What to work on »
Turn the extracted records into a Markdown table with the columns "No." and "Line," numbering each row and leaving out blank lines.

Extracted records
==========
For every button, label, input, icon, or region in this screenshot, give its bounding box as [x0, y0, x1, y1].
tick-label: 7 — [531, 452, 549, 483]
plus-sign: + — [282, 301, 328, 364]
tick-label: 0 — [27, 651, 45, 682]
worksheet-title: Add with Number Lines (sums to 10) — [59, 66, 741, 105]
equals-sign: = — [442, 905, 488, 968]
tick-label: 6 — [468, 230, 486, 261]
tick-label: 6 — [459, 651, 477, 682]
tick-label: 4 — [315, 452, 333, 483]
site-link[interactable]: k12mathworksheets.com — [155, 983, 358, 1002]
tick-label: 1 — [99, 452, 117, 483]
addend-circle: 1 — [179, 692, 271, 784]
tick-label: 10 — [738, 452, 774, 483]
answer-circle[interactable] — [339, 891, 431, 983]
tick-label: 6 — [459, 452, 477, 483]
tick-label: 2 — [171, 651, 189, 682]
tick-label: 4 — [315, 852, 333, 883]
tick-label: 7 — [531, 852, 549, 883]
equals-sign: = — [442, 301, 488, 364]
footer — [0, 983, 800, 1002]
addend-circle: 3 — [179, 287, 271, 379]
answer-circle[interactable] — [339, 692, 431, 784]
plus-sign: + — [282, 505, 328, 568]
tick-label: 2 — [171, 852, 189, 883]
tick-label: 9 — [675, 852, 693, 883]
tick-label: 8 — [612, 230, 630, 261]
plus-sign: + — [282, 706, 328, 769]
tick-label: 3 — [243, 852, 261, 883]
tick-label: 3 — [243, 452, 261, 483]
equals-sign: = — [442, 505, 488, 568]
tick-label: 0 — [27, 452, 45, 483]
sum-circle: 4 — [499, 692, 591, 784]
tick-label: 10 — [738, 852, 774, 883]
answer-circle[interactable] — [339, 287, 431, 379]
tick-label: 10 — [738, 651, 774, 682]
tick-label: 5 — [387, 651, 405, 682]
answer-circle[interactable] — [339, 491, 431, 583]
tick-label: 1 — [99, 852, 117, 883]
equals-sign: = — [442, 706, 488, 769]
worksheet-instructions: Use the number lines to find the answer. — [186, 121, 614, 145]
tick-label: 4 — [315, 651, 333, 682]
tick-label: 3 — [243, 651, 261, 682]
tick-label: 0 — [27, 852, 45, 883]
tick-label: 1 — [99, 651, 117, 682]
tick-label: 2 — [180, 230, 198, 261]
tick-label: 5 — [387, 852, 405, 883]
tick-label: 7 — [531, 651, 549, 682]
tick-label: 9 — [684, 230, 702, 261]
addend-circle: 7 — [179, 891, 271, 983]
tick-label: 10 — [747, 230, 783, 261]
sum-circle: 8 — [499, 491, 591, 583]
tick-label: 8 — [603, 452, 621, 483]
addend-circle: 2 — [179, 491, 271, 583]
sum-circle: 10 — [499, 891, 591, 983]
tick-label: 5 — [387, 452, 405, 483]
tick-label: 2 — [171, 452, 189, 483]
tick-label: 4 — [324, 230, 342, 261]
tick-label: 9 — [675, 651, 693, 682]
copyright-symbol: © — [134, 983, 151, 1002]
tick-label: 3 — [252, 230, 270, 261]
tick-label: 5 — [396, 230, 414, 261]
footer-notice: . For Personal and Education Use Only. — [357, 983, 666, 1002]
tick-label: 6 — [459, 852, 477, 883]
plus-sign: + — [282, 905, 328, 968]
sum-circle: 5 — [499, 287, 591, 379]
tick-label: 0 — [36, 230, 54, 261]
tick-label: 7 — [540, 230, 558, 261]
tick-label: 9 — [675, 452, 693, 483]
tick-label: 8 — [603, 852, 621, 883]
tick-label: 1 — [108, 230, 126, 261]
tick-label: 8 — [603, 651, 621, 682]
==========
Written response »
| No. | Line |
|---|---|
| 1 | For every button, label, input, icon, or region in this screenshot, give its bounding box as [x0, y0, x1, y1]. |
| 2 | tick-label: 7 — [531, 452, 549, 483] |
| 3 | plus-sign: + — [282, 301, 328, 364] |
| 4 | tick-label: 0 — [27, 651, 45, 682] |
| 5 | worksheet-title: Add with Number Lines (sums to 10) — [59, 66, 741, 105] |
| 6 | equals-sign: = — [442, 905, 488, 968] |
| 7 | tick-label: 6 — [468, 230, 486, 261] |
| 8 | tick-label: 6 — [459, 651, 477, 682] |
| 9 | tick-label: 4 — [315, 452, 333, 483] |
| 10 | site-link[interactable]: k12mathworksheets.com — [155, 983, 358, 1002] |
| 11 | tick-label: 1 — [99, 452, 117, 483] |
| 12 | addend-circle: 1 — [179, 692, 271, 784] |
| 13 | tick-label: 10 — [738, 452, 774, 483] |
| 14 | answer-circle[interactable] — [339, 891, 431, 983] |
| 15 | tick-label: 6 — [459, 452, 477, 483] |
| 16 | tick-label: 2 — [171, 651, 189, 682] |
| 17 | tick-label: 4 — [315, 852, 333, 883] |
| 18 | tick-label: 7 — [531, 852, 549, 883] |
| 19 | equals-sign: = — [442, 301, 488, 364] |
| 20 | footer — [0, 983, 800, 1002] |
| 21 | addend-circle: 3 — [179, 287, 271, 379] |
| 22 | answer-circle[interactable] — [339, 692, 431, 784] |
| 23 | plus-sign: + — [282, 505, 328, 568] |
| 24 | tick-label: 2 — [171, 852, 189, 883] |
| 25 | tick-label: 9 — [675, 852, 693, 883] |
| 26 | tick-label: 8 — [612, 230, 630, 261] |
| 27 | plus-sign: + — [282, 706, 328, 769] |
| 28 | tick-label: 3 — [243, 852, 261, 883] |
| 29 | tick-label: 3 — [243, 452, 261, 483] |
| 30 | equals-sign: = — [442, 505, 488, 568] |
| 31 | tick-label: 0 — [27, 452, 45, 483] |
| 32 | sum-circle: 4 — [499, 692, 591, 784] |
| 33 | tick-label: 10 — [738, 852, 774, 883] |
| 34 | answer-circle[interactable] — [339, 287, 431, 379] |
| 35 | tick-label: 10 — [738, 651, 774, 682] |
| 36 | tick-label: 5 — [387, 651, 405, 682] |
| 37 | answer-circle[interactable] — [339, 491, 431, 583] |
| 38 | tick-label: 1 — [99, 852, 117, 883] |
| 39 | equals-sign: = — [442, 706, 488, 769] |
| 40 | worksheet-instructions: Use the number lines to find the answer. — [186, 121, 614, 145] |
| 41 | tick-label: 4 — [315, 651, 333, 682] |
| 42 | tick-label: 3 — [243, 651, 261, 682] |
| 43 | tick-label: 0 — [27, 852, 45, 883] |
| 44 | tick-label: 1 — [99, 651, 117, 682] |
| 45 | tick-label: 2 — [180, 230, 198, 261] |
| 46 | tick-label: 5 — [387, 852, 405, 883] |
| 47 | tick-label: 7 — [531, 651, 549, 682] |
| 48 | tick-label: 9 — [684, 230, 702, 261] |
| 49 | addend-circle: 7 — [179, 891, 271, 983] |
| 50 | tick-label: 10 — [747, 230, 783, 261] |
| 51 | sum-circle: 8 — [499, 491, 591, 583] |
| 52 | tick-label: 8 — [603, 452, 621, 483] |
| 53 | addend-circle: 2 — [179, 491, 271, 583] |
| 54 | sum-circle: 10 — [499, 891, 591, 983] |
| 55 | tick-label: 5 — [387, 452, 405, 483] |
| 56 | tick-label: 2 — [171, 452, 189, 483] |
| 57 | tick-label: 4 — [324, 230, 342, 261] |
| 58 | tick-label: 9 — [675, 651, 693, 682] |
| 59 | copyright-symbol: © — [134, 983, 151, 1002] |
| 60 | tick-label: 3 — [252, 230, 270, 261] |
| 61 | tick-label: 5 — [396, 230, 414, 261] |
| 62 | footer-notice: . For Personal and Education Use Only. — [357, 983, 666, 1002] |
| 63 | tick-label: 6 — [459, 852, 477, 883] |
| 64 | plus-sign: + — [282, 905, 328, 968] |
| 65 | sum-circle: 5 — [499, 287, 591, 379] |
| 66 | tick-label: 0 — [36, 230, 54, 261] |
| 67 | tick-label: 7 — [540, 230, 558, 261] |
| 68 | tick-label: 9 — [675, 452, 693, 483] |
| 69 | tick-label: 8 — [603, 852, 621, 883] |
| 70 | tick-label: 1 — [108, 230, 126, 261] |
| 71 | tick-label: 8 — [603, 651, 621, 682] |